### [Goal]
Reading down the listing below, count the lines where the word "this" shows up, then give only that count.

— Start —

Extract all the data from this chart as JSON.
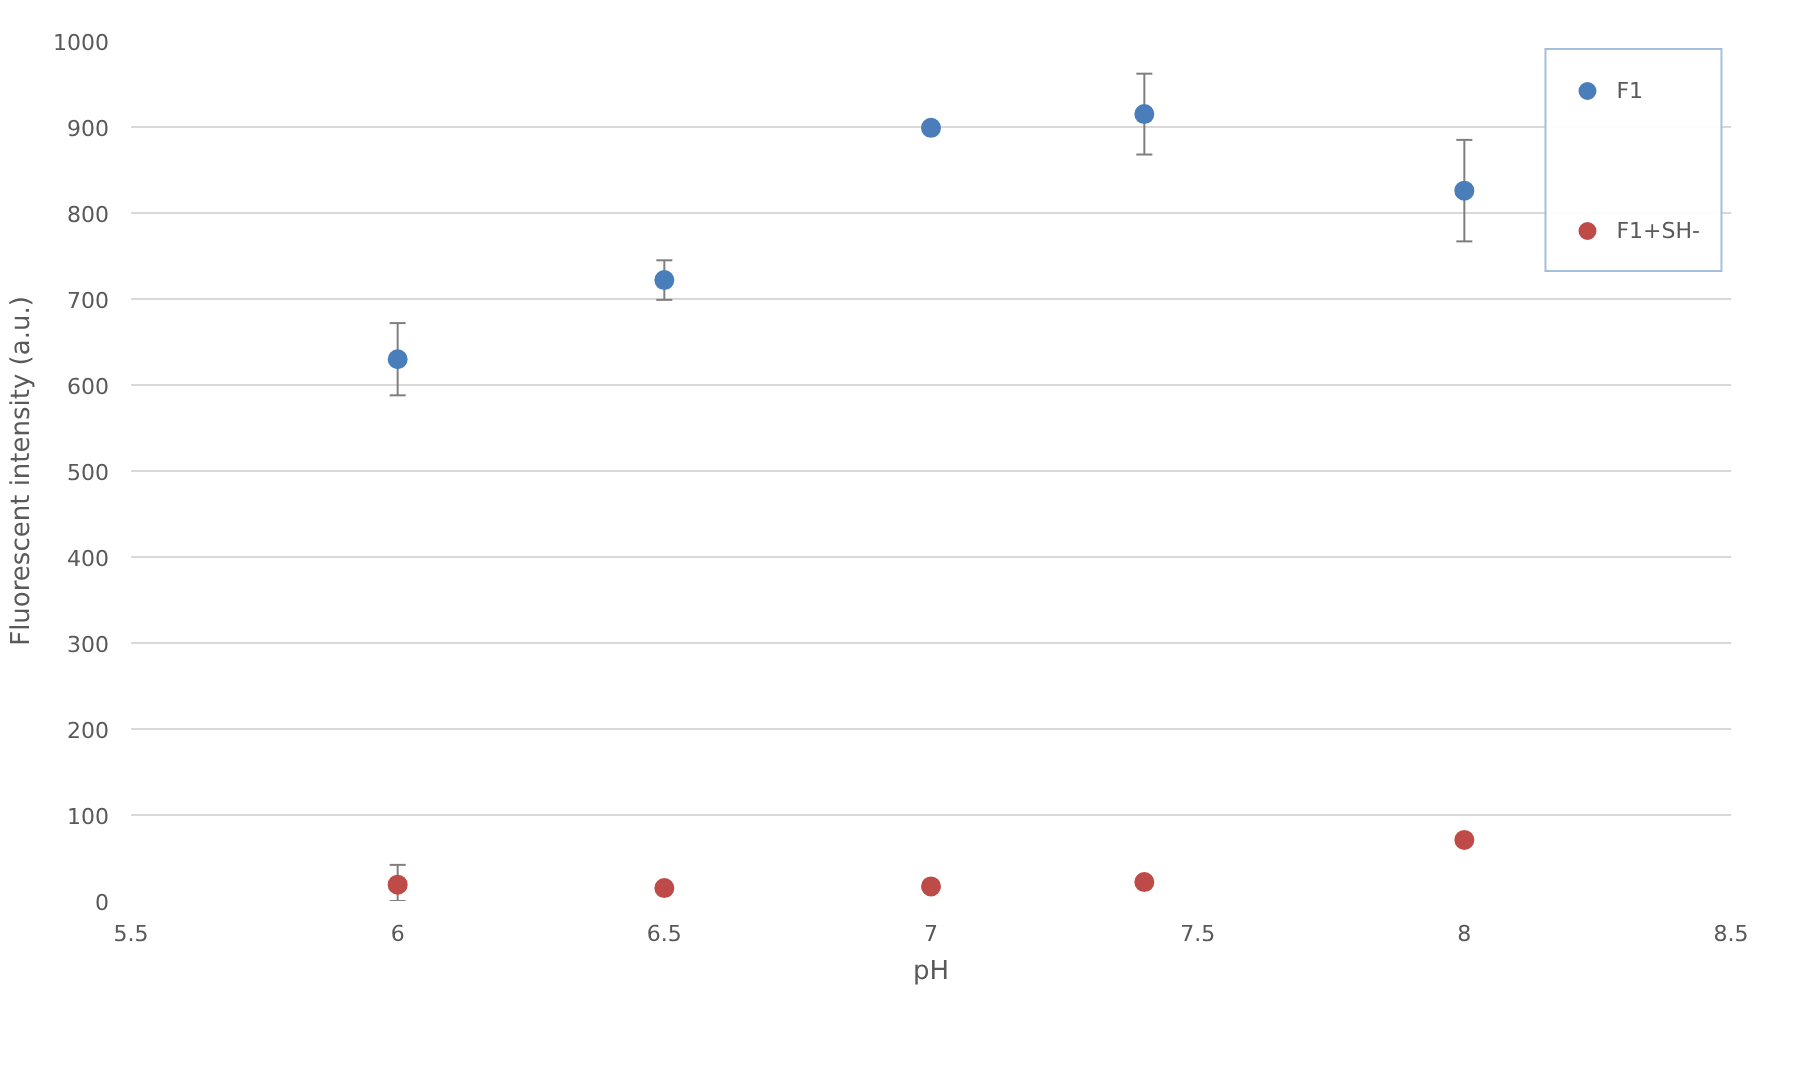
{
  "chart_data": {
    "type": "scatter",
    "xlabel": "pH",
    "ylabel": "Fluorescent intensity (a.u.)",
    "x": [
      6,
      6.5,
      7,
      7.4,
      8
    ],
    "series": [
      {
        "name": "F1",
        "color": "#4a7ebb",
        "values": [
          630,
          722,
          899,
          915,
          826
        ],
        "errors": [
          42,
          23,
          3,
          47,
          59
        ]
      },
      {
        "name": "F1+SH-",
        "color": "#be4b48",
        "values": [
          19,
          15,
          17,
          22,
          71
        ],
        "errors": [
          [
            0,
            42
          ],
          null,
          null,
          null,
          null
        ]
      }
    ],
    "xlim": [
      5.5,
      8.5
    ],
    "xticks": [
      5.5,
      6,
      6.5,
      7,
      7.5,
      8,
      8.5
    ],
    "ylim": [
      0,
      1000
    ],
    "yticks": [
      0,
      100,
      200,
      300,
      400,
      500,
      600,
      700,
      800,
      900,
      1000
    ],
    "grid": "y",
    "legend": "top right",
    "marker": "circle"
  }
}
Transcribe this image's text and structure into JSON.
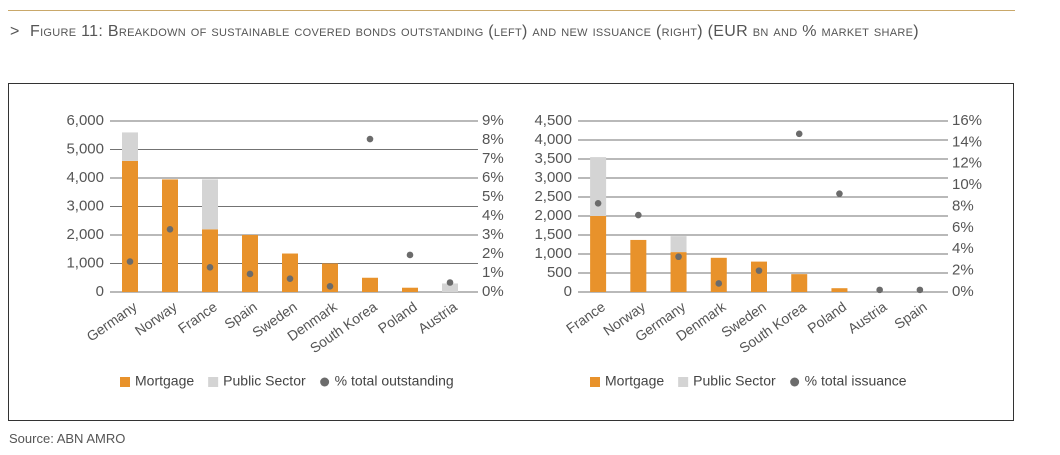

— End —

### [Task solution]
2